Exactly the lines from the one containing "Output a JSON" through the final line of the listing are to be retyped, and nothing more.

Stored data:

··········

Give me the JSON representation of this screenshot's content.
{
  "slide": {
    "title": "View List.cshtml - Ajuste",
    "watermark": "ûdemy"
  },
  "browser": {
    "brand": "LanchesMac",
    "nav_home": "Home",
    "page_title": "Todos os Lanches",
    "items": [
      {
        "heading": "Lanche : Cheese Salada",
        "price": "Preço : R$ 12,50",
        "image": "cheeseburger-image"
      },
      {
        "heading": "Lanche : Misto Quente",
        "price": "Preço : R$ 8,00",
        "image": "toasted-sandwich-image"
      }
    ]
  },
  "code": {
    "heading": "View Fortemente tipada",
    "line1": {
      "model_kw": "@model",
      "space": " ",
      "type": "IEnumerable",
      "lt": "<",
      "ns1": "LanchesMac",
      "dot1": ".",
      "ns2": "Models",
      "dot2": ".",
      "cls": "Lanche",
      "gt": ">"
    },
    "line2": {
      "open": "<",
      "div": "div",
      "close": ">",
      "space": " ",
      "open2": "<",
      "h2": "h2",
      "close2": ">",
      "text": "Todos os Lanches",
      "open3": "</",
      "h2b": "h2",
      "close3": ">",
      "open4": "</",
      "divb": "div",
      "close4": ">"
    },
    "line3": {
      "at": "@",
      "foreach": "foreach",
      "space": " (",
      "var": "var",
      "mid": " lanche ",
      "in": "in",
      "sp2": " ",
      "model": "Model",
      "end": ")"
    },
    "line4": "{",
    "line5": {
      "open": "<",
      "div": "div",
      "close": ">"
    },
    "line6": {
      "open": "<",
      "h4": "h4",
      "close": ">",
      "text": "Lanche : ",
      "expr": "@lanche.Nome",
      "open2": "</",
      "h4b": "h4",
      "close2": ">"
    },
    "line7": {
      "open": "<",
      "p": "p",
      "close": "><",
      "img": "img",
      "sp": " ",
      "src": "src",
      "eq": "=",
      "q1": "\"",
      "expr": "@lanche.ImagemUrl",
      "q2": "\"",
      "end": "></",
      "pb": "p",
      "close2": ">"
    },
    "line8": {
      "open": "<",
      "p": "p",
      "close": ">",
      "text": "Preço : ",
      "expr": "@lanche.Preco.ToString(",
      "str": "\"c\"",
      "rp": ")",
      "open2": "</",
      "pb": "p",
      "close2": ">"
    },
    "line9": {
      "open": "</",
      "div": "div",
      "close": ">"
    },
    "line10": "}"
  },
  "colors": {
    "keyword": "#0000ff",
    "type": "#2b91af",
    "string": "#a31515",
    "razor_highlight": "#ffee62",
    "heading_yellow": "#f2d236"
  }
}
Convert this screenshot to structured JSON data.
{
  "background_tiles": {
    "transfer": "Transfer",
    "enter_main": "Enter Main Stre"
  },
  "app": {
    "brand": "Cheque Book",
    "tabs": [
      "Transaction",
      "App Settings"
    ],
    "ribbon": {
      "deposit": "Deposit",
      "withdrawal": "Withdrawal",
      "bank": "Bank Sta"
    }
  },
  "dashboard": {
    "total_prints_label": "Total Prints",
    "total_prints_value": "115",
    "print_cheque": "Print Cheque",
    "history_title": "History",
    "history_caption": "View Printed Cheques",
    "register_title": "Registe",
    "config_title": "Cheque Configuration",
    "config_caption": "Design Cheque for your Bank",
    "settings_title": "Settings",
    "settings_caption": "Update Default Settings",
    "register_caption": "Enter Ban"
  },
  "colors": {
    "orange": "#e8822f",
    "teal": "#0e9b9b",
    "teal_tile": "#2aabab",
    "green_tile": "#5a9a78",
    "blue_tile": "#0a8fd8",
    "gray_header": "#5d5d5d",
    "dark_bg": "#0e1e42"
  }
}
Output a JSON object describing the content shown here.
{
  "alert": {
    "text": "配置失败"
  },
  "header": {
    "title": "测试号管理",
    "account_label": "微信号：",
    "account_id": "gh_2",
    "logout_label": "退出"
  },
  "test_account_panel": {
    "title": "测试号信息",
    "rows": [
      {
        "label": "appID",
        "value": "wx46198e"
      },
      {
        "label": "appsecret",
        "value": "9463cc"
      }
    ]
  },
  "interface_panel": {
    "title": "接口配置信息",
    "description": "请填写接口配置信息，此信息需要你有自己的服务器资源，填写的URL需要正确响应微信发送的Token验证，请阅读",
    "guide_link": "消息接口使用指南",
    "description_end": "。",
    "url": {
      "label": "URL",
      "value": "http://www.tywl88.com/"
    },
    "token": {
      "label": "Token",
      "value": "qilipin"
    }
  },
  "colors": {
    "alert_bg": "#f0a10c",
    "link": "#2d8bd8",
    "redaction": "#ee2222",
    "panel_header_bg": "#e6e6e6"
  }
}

··········

The response -
Output a JSON object describing the content shown here.
{
  "alert": {
    "text": "配置失败"
  },
  "header": {
    "title": "测试号管理",
    "account_label": "微信号：",
    "account_id": "gh_2",
    "logout_label": "退出"
  },
  "test_account_panel": {
    "title": "测试号信息",
    "rows": [
      {
        "label": "appID",
        "value": "wx46198e"
      },
      {
        "label": "appsecret",
        "value": "9463cc"
      }
    ]
  },
  "interface_panel": {
    "title": "接口配置信息",
    "description": "请填写接口配置信息，此信息需要你有自己的服务器资源，填写的URL需要正确响应微信发送的Token验证，请阅读",
    "guide_link": "消息接口使用指南",
    "description_end": "。",
    "url": {
      "label": "URL",
      "value": "http://www.tywl88.com/"
    },
    "token": {
      "label": "Token",
      "value": "qilipin"
    }
  },
  "colors": {
    "alert_bg": "#f0a10c",
    "link": "#2d8bd8",
    "redaction": "#ee2222",
    "panel_header_bg": "#e6e6e6"
  }
}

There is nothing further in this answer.